**Stated exercise**
Using the listing below, copy every line that mentions "type".

*** Available data

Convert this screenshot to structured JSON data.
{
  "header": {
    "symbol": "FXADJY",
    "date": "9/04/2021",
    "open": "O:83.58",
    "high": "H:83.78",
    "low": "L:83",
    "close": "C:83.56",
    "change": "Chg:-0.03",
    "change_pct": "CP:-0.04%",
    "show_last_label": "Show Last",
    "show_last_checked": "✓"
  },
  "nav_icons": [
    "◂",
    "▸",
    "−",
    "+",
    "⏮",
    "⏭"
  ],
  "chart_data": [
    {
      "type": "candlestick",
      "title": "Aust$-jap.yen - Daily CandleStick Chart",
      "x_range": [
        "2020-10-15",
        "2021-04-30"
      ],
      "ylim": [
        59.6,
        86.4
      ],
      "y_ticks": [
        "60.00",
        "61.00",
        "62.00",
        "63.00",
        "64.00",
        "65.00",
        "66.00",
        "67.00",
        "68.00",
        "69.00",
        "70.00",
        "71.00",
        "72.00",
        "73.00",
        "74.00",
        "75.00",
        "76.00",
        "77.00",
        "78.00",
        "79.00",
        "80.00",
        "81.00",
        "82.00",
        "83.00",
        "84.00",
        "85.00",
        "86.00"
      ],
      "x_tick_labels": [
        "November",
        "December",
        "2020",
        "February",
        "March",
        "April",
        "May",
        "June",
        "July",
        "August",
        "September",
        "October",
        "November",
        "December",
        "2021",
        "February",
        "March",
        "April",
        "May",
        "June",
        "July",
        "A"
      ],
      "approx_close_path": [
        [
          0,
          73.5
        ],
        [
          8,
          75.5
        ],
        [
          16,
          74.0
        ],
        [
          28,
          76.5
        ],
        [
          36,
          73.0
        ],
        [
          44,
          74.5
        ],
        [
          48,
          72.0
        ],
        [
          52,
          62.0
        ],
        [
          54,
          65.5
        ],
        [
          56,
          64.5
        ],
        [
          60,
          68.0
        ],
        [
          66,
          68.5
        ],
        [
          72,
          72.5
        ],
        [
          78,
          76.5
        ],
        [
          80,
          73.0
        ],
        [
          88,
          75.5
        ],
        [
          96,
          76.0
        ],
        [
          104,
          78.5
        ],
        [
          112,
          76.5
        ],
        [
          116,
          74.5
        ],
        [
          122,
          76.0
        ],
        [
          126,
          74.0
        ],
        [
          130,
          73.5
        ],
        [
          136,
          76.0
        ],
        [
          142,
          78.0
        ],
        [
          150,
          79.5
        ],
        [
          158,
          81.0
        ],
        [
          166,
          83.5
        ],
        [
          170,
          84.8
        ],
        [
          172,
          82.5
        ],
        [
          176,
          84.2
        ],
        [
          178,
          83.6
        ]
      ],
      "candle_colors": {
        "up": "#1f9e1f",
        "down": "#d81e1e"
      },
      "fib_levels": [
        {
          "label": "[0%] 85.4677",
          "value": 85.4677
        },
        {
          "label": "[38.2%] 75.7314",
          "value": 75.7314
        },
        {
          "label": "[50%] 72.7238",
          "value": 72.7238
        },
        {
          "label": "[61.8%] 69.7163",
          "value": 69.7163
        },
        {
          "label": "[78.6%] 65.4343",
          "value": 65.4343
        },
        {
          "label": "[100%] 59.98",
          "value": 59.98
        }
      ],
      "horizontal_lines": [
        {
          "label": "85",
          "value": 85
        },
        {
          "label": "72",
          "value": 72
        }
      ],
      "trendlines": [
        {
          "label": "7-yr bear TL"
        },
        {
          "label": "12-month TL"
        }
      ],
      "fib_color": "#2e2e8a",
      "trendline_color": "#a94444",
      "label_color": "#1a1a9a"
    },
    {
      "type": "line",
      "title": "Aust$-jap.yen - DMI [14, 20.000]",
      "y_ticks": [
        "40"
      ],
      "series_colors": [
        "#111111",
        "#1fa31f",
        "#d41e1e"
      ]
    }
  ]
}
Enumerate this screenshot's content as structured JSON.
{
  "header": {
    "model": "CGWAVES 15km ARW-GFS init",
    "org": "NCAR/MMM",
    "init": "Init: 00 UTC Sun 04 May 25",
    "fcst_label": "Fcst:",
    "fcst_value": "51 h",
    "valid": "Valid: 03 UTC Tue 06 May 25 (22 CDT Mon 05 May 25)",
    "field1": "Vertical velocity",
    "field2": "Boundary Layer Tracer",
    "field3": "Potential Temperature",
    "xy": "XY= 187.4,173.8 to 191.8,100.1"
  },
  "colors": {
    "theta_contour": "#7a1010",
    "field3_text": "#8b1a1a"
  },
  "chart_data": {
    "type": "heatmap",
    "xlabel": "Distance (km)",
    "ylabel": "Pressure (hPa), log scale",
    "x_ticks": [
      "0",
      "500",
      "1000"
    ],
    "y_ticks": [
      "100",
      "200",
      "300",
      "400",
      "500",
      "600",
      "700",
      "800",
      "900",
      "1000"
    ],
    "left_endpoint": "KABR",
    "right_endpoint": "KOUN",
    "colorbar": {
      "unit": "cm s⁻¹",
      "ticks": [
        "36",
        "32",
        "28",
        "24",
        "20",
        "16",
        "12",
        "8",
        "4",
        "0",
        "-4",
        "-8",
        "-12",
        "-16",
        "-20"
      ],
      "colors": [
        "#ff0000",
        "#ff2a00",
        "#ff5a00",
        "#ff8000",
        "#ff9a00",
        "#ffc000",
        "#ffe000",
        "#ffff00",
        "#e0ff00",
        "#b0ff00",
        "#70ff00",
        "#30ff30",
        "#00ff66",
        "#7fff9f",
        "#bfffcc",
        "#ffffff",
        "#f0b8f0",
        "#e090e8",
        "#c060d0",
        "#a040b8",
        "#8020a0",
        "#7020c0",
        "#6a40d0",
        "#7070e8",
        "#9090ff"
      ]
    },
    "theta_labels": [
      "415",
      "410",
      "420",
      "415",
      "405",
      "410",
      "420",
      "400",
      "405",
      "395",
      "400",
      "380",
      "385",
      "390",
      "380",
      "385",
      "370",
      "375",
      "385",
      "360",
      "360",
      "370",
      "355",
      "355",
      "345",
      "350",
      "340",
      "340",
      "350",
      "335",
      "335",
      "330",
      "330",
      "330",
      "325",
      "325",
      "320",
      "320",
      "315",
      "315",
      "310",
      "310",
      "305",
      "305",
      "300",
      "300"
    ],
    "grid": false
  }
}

******

**Reply**
      "type": "candlestick",
      "type": "line",
    "type": "heatmap",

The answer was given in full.